STATED EXERCISE:
Reproduce every row below verbatim, leaving the pictures out of your output.

SOURCE DATA:
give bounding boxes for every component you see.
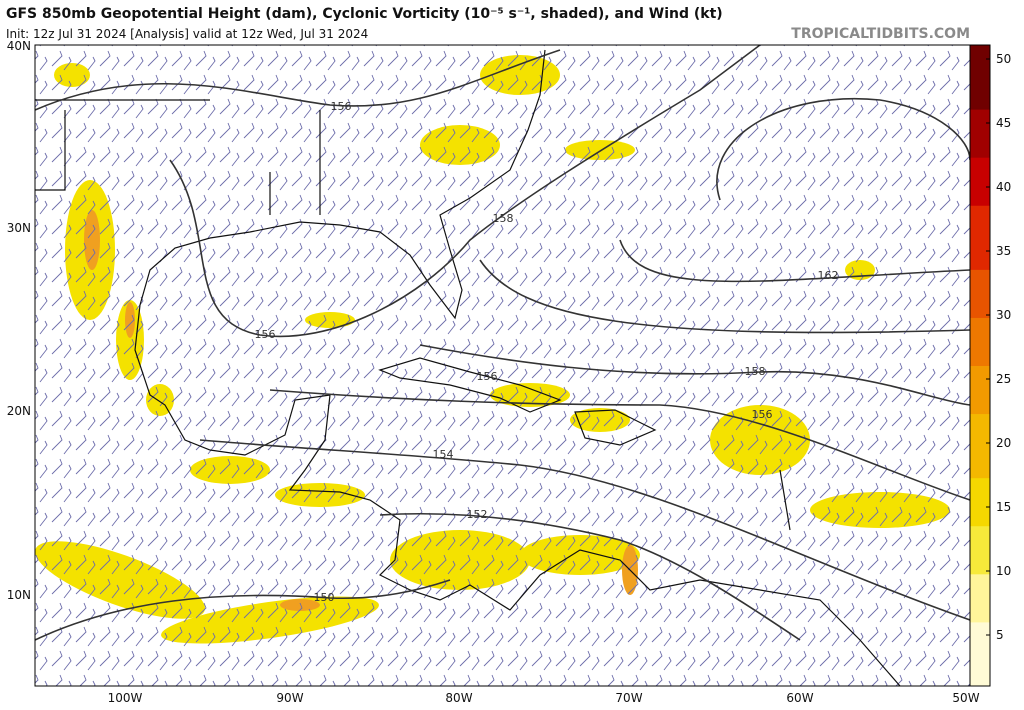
colorbar-cell xyxy=(970,653,990,671)
lat-label: 30N xyxy=(7,221,31,235)
contour-label: 156 xyxy=(331,100,352,113)
colorbar-cell xyxy=(970,237,990,254)
colorbar-cell xyxy=(970,109,990,126)
contour-label: 154 xyxy=(433,448,454,461)
lat-label: 40N xyxy=(7,39,31,53)
lon-label: 70W xyxy=(615,691,642,705)
colorbar-cell xyxy=(970,349,990,366)
colorbar-cell xyxy=(970,205,990,222)
colorbar: 5 10 15 20 25 30 35 40 45 50 xyxy=(969,44,1011,687)
colorbar-cell xyxy=(970,461,990,479)
colorbar-cell xyxy=(970,669,990,687)
colorbar-cell xyxy=(970,493,990,511)
colorbar-cell xyxy=(970,61,990,78)
colorbar-cell xyxy=(970,605,990,623)
lat-label: 20N xyxy=(7,404,31,418)
colorbar-cell xyxy=(970,637,990,655)
lon-labels: 100W 90W 80W 70W 60W 50W xyxy=(108,691,980,705)
colorbar-cell xyxy=(970,141,990,158)
colorbar-tick-label: 5 xyxy=(996,628,1004,642)
colorbar-cell xyxy=(970,381,990,399)
colorbar-tick-label: 35 xyxy=(996,244,1011,258)
colorbar-cell xyxy=(970,509,990,527)
colorbar-cell xyxy=(970,365,990,383)
lon-label: 100W xyxy=(108,691,143,705)
colorbar-tick-label: 25 xyxy=(996,372,1011,386)
coastlines xyxy=(35,49,901,686)
lat-label: 10N xyxy=(7,588,31,602)
colorbar-cell xyxy=(970,589,990,607)
colorbar-cell xyxy=(970,413,990,431)
contour-label: 158 xyxy=(493,212,514,225)
title: GFS 850mb Geopotential Height (dam), Cyc… xyxy=(6,6,723,22)
colorbar-cell xyxy=(970,445,990,463)
contour-label: 152 xyxy=(467,508,488,521)
colorbar-cell xyxy=(970,269,990,286)
colorbar-cell xyxy=(970,253,990,270)
contour-label: 150 xyxy=(314,591,335,604)
lon-label: 80W xyxy=(445,691,472,705)
colorbar-cell xyxy=(970,541,990,559)
colorbar-cell xyxy=(970,157,990,174)
colorbar-cell xyxy=(970,333,990,350)
site-name: TROPICALTIDBITS.COM xyxy=(791,26,970,42)
colorbar-tick-label: 50 xyxy=(996,52,1011,66)
colorbar-cell xyxy=(970,221,990,238)
contour-label: 156 xyxy=(752,408,773,421)
colorbar-cell xyxy=(970,557,990,575)
map: 156 158 162 156 156 158 156 154 152 150 xyxy=(35,45,970,686)
height-contours xyxy=(35,45,970,641)
contour-labels: 156 158 162 156 156 158 156 154 152 150 xyxy=(255,100,839,604)
colorbar-cell xyxy=(970,45,990,62)
colorbar-cell xyxy=(970,429,990,447)
colorbar-cell xyxy=(970,173,990,190)
colorbar-cell xyxy=(970,477,990,495)
colorbar-cell xyxy=(970,317,990,334)
colorbar-tick-label: 30 xyxy=(996,308,1011,322)
colorbar-tick-label: 10 xyxy=(996,564,1011,578)
lat-labels: 40N 30N 20N 10N xyxy=(7,39,31,602)
colorbar-cell xyxy=(970,525,990,543)
colorbar-cell xyxy=(970,397,990,415)
colorbar-cell xyxy=(970,285,990,302)
init-line: Init: 12z Jul 31 2024 [Analysis] valid a… xyxy=(6,27,368,41)
contour-label: 158 xyxy=(745,365,766,378)
colorbar-cell xyxy=(970,573,990,591)
colorbar-cell xyxy=(970,77,990,94)
colorbar-cell xyxy=(970,93,990,110)
lon-label: 50W xyxy=(952,691,979,705)
colorbar-cell xyxy=(970,125,990,142)
colorbar-tick-label: 40 xyxy=(996,180,1011,194)
colorbar-cell xyxy=(970,301,990,318)
lon-label: 90W xyxy=(276,691,303,705)
contour-label: 156 xyxy=(477,370,498,383)
wind-barbs xyxy=(35,45,970,686)
colorbar-tick-label: 20 xyxy=(996,436,1011,450)
colorbar-tick-label: 45 xyxy=(996,116,1011,130)
colorbar-cell xyxy=(970,189,990,206)
contour-label: 156 xyxy=(255,328,276,341)
colorbar-frame xyxy=(969,44,991,687)
colorbar-tick-label: 15 xyxy=(996,500,1011,514)
lon-label: 60W xyxy=(786,691,813,705)
contour-label: 162 xyxy=(818,269,839,282)
colorbar-cell xyxy=(970,621,990,639)
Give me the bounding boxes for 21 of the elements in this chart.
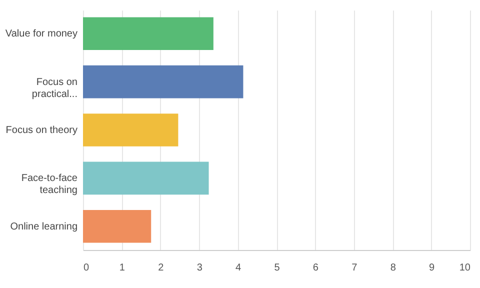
- x-tick-label: 2: [158, 262, 164, 274]
- x-tick-label: 10: [459, 262, 471, 274]
- x-tick-label: 9: [429, 262, 436, 274]
- y-tick-label: Focus on practical...: [32, 76, 78, 100]
- x-tick-label: 4: [236, 262, 242, 274]
- x-tick-label: 7: [352, 262, 358, 274]
- x-tick-label: 5: [274, 262, 280, 274]
- bar: [83, 65, 244, 98]
- y-tick-label: Online learning: [10, 221, 78, 232]
- x-tick-label: 0: [84, 262, 90, 274]
- x-tick-label: 3: [196, 262, 203, 274]
- x-tick-label: 6: [312, 262, 319, 274]
- bar: [83, 210, 152, 243]
- y-tick-label: Focus on theory: [6, 125, 78, 136]
- x-tick-label: 8: [390, 262, 396, 274]
- y-tick-label: Face-to-face teaching: [21, 173, 78, 196]
- y-tick-label: Value for money: [5, 28, 78, 40]
- bar: [83, 162, 209, 195]
- bar: [83, 17, 214, 50]
- bar: [83, 114, 178, 146]
- x-tick-label: 1: [119, 262, 126, 274]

RESPONSE BELOW:
give bounding boxes for every component you see.
colorbar-cell xyxy=(970,653,990,671)
lat-label: 30N xyxy=(7,221,31,235)
contour-label: 156 xyxy=(331,100,352,113)
colorbar-cell xyxy=(970,237,990,254)
colorbar-cell xyxy=(970,109,990,126)
contour-label: 154 xyxy=(433,448,454,461)
lat-label: 40N xyxy=(7,39,31,53)
lon-label: 70W xyxy=(615,691,642,705)
colorbar-cell xyxy=(970,349,990,366)
colorbar-cell xyxy=(970,205,990,222)
colorbar: 5 10 15 20 25 30 35 40 45 50 xyxy=(969,44,1011,687)
colorbar-cell xyxy=(970,461,990,479)
colorbar-cell xyxy=(970,669,990,687)
colorbar-cell xyxy=(970,493,990,511)
colorbar-cell xyxy=(970,61,990,78)
colorbar-cell xyxy=(970,605,990,623)
lat-label: 20N xyxy=(7,404,31,418)
colorbar-cell xyxy=(970,637,990,655)
lon-labels: 100W 90W 80W 70W 60W 50W xyxy=(108,691,980,705)
colorbar-cell xyxy=(970,141,990,158)
colorbar-tick-label: 5 xyxy=(996,628,1004,642)
colorbar-cell xyxy=(970,381,990,399)
colorbar-tick-label: 35 xyxy=(996,244,1011,258)
colorbar-cell xyxy=(970,509,990,527)
colorbar-cell xyxy=(970,365,990,383)
lon-label: 100W xyxy=(108,691,143,705)
colorbar-tick-label: 25 xyxy=(996,372,1011,386)
coastlines xyxy=(35,49,901,686)
lat-label: 10N xyxy=(7,588,31,602)
colorbar-cell xyxy=(970,589,990,607)
colorbar-cell xyxy=(970,413,990,431)
contour-label: 158 xyxy=(493,212,514,225)
title: GFS 850mb Geopotential Height (dam), Cyc… xyxy=(6,6,723,22)
colorbar-cell xyxy=(970,445,990,463)
contour-label: 152 xyxy=(467,508,488,521)
colorbar-cell xyxy=(970,269,990,286)
colorbar-cell xyxy=(970,253,990,270)
contour-label: 150 xyxy=(314,591,335,604)
lon-label: 80W xyxy=(445,691,472,705)
colorbar-cell xyxy=(970,541,990,559)
colorbar-cell xyxy=(970,157,990,174)
colorbar-cell xyxy=(970,333,990,350)
site-name: TROPICALTIDBITS.COM xyxy=(791,26,970,42)
colorbar-tick-label: 50 xyxy=(996,52,1011,66)
colorbar-cell xyxy=(970,221,990,238)
contour-label: 156 xyxy=(752,408,773,421)
colorbar-cell xyxy=(970,557,990,575)
map: 156 158 162 156 156 158 156 154 152 150 xyxy=(35,45,970,686)
height-contours xyxy=(35,45,970,641)
contour-labels: 156 158 162 156 156 158 156 154 152 150 xyxy=(255,100,839,604)
colorbar-cell xyxy=(970,45,990,62)
colorbar-cell xyxy=(970,429,990,447)
colorbar-cell xyxy=(970,173,990,190)
colorbar-cell xyxy=(970,477,990,495)
colorbar-cell xyxy=(970,317,990,334)
colorbar-tick-label: 30 xyxy=(996,308,1011,322)
colorbar-tick-label: 10 xyxy=(996,564,1011,578)
lat-labels: 40N 30N 20N 10N xyxy=(7,39,31,602)
colorbar-cell xyxy=(970,525,990,543)
colorbar-cell xyxy=(970,397,990,415)
colorbar-cell xyxy=(970,285,990,302)
init-line: Init: 12z Jul 31 2024 [Analysis] valid a… xyxy=(6,27,368,41)
contour-label: 158 xyxy=(745,365,766,378)
colorbar-cell xyxy=(970,573,990,591)
colorbar-cell xyxy=(970,77,990,94)
colorbar-cell xyxy=(970,93,990,110)
lon-label: 50W xyxy=(952,691,979,705)
colorbar-cell xyxy=(970,125,990,142)
colorbar-tick-label: 40 xyxy=(996,180,1011,194)
colorbar-cell xyxy=(970,301,990,318)
lon-label: 90W xyxy=(276,691,303,705)
contour-label: 156 xyxy=(477,370,498,383)
wind-barbs xyxy=(35,45,970,686)
colorbar-tick-label: 20 xyxy=(996,436,1011,450)
colorbar-tick-label: 45 xyxy=(996,116,1011,130)
colorbar-cell xyxy=(970,189,990,206)
contour-label: 156 xyxy=(255,328,276,341)
colorbar-frame xyxy=(969,44,991,687)
colorbar-tick-label: 15 xyxy=(996,500,1011,514)
lon-label: 60W xyxy=(786,691,813,705)
contour-label: 162 xyxy=(818,269,839,282)
colorbar-cell xyxy=(970,621,990,639)
Give me the bounding boxes for 21 of the elements in this chart.
- x-tick-label: 2: [158, 262, 164, 274]
- x-tick-label: 10: [459, 262, 471, 274]
- x-tick-label: 9: [429, 262, 436, 274]
- y-tick-label: Focus on practical...: [32, 76, 78, 100]
- x-tick-label: 4: [236, 262, 242, 274]
- x-tick-label: 7: [352, 262, 358, 274]
- x-tick-label: 5: [274, 262, 280, 274]
- bar: [83, 65, 244, 98]
- y-tick-label: Online learning: [10, 221, 78, 232]
- x-tick-label: 0: [84, 262, 90, 274]
- x-tick-label: 3: [196, 262, 203, 274]
- x-tick-label: 6: [312, 262, 319, 274]
- bar: [83, 210, 152, 243]
- y-tick-label: Focus on theory: [6, 125, 78, 136]
- x-tick-label: 8: [390, 262, 396, 274]
- y-tick-label: Face-to-face teaching: [21, 173, 78, 196]
- y-tick-label: Value for money: [5, 28, 78, 40]
- bar: [83, 162, 209, 195]
- bar: [83, 17, 214, 50]
- bar: [83, 114, 178, 146]
- x-tick-label: 1: [119, 262, 126, 274]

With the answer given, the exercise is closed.